* Start DATA IN THIS EXERCISE *

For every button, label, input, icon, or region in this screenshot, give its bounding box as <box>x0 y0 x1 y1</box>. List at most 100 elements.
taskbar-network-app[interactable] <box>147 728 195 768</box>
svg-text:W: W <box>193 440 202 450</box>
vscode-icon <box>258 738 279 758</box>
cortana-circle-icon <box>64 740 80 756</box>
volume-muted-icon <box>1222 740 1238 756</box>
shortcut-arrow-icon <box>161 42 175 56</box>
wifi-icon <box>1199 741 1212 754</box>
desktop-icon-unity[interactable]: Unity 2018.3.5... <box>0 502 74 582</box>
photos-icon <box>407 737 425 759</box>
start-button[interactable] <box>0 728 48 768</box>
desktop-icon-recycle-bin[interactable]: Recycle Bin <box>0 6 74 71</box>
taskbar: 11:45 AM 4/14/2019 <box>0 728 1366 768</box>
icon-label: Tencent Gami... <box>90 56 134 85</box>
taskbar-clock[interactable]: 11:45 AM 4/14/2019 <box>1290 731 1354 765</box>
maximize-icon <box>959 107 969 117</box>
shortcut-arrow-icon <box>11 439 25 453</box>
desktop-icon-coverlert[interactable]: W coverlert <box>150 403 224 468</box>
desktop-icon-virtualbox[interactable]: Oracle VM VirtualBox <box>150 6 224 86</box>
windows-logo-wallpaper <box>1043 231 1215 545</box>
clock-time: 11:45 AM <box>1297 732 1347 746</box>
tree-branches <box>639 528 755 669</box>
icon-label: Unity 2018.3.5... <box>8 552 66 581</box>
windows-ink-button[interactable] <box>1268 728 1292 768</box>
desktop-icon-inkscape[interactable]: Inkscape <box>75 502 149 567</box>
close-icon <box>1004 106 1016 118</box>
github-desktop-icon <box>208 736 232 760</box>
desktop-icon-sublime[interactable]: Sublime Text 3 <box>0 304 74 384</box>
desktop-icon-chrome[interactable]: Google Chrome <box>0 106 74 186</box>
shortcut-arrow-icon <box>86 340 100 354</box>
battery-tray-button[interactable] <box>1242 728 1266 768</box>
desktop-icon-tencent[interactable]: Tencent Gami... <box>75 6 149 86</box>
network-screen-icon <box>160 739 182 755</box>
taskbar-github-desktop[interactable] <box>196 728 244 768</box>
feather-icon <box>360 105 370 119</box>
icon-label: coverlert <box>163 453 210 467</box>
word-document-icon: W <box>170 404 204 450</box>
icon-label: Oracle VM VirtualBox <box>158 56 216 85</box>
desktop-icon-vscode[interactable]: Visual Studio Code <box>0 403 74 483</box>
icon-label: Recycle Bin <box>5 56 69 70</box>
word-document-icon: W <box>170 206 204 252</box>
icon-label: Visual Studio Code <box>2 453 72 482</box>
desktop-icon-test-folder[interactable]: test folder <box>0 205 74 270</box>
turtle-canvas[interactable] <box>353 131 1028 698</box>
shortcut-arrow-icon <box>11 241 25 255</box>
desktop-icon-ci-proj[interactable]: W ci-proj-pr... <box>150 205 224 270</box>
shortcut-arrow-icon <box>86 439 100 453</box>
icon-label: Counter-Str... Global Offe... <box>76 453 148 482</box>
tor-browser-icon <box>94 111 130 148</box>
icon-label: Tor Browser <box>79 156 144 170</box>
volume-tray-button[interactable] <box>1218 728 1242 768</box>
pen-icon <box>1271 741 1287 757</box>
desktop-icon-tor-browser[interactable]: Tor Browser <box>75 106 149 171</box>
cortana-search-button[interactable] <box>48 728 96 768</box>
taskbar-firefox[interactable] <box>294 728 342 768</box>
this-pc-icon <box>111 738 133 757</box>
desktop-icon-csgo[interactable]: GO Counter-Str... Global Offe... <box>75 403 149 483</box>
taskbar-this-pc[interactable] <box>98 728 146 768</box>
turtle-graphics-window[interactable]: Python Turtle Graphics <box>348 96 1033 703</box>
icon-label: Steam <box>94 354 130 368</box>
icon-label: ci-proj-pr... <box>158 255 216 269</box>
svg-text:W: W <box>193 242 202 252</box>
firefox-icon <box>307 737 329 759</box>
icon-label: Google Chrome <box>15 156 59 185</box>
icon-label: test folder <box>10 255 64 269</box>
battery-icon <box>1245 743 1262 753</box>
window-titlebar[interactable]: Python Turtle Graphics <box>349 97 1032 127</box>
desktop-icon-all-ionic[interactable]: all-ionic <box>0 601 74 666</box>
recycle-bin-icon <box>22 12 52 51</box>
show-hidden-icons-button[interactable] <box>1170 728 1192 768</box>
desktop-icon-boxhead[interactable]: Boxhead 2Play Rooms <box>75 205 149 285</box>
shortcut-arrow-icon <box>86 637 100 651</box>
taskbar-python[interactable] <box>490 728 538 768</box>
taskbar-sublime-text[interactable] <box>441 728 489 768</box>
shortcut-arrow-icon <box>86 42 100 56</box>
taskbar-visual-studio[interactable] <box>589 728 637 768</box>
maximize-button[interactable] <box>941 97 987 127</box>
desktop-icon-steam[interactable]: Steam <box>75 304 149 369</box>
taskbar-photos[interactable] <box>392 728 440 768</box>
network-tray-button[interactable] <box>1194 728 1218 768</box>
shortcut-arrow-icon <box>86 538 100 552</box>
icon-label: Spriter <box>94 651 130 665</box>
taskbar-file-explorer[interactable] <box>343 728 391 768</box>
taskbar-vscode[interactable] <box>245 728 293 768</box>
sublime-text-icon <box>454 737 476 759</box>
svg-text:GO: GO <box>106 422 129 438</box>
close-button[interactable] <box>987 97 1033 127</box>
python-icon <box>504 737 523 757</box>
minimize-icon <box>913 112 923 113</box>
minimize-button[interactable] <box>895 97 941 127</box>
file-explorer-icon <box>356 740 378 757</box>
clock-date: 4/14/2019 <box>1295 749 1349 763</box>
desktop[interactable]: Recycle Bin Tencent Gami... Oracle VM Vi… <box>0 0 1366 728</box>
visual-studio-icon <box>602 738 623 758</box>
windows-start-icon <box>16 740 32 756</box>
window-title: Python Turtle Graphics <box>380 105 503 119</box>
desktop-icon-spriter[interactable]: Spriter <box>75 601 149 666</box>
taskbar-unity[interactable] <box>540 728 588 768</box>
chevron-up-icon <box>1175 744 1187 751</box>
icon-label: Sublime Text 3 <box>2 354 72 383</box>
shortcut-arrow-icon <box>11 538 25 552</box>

* End DATA IN THIS EXERCISE *

#### [PROBLEM DETAILS]
Present the material from its first line through the line containing "shortcut-arrow-icon <box>161 42 175 56</box>" as a Markdown table with the columns "Row" and "Line," one line per row, leaving out any blank lines.

#### [TASK RESULT]
| Row | Line |
|---|---|
| 1 | For every button, label, input, icon, or region in this screenshot, give its bounding box as <box>x0 y0 x1 y1</box>. List at most 100 elements. |
| 2 | taskbar-network-app[interactable] <box>147 728 195 768</box> |
| 3 | svg-text:W: W <box>193 440 202 450</box> |
| 4 | vscode-icon <box>258 738 279 758</box> |
| 5 | cortana-circle-icon <box>64 740 80 756</box> |
| 6 | volume-muted-icon <box>1222 740 1238 756</box> |
| 7 | shortcut-arrow-icon <box>161 42 175 56</box> |